- Exercise inputs:

********************

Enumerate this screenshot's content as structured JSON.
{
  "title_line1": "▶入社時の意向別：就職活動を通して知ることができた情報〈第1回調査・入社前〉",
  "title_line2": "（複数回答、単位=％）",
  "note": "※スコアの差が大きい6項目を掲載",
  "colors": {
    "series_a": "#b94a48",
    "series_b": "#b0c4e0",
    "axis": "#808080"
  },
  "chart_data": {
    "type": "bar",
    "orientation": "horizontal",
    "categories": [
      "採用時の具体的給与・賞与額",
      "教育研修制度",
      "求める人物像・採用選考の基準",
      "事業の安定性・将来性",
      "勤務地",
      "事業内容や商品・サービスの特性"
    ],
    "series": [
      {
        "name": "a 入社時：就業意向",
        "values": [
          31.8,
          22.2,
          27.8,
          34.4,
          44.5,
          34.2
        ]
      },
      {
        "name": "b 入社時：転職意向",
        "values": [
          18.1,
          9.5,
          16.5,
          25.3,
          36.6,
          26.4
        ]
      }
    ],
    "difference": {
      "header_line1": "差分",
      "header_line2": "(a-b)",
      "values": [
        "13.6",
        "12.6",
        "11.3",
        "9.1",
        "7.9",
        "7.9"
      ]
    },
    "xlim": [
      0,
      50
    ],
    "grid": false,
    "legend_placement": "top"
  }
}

********************

- Given task:
Copy out the data shown above without altering anything.

- Correct response:
Enumerate this screenshot's content as structured JSON.
{
  "title_line1": "▶入社時の意向別：就職活動を通して知ることができた情報〈第1回調査・入社前〉",
  "title_line2": "（複数回答、単位=％）",
  "note": "※スコアの差が大きい6項目を掲載",
  "colors": {
    "series_a": "#b94a48",
    "series_b": "#b0c4e0",
    "axis": "#808080"
  },
  "chart_data": {
    "type": "bar",
    "orientation": "horizontal",
    "categories": [
      "採用時の具体的給与・賞与額",
      "教育研修制度",
      "求める人物像・採用選考の基準",
      "事業の安定性・将来性",
      "勤務地",
      "事業内容や商品・サービスの特性"
    ],
    "series": [
      {
        "name": "a 入社時：就業意向",
        "values": [
          31.8,
          22.2,
          27.8,
          34.4,
          44.5,
          34.2
        ]
      },
      {
        "name": "b 入社時：転職意向",
        "values": [
          18.1,
          9.5,
          16.5,
          25.3,
          36.6,
          26.4
        ]
      }
    ],
    "difference": {
      "header_line1": "差分",
      "header_line2": "(a-b)",
      "values": [
        "13.6",
        "12.6",
        "11.3",
        "9.1",
        "7.9",
        "7.9"
      ]
    },
    "xlim": [
      0,
      50
    ],
    "grid": false,
    "legend_placement": "top"
  }
}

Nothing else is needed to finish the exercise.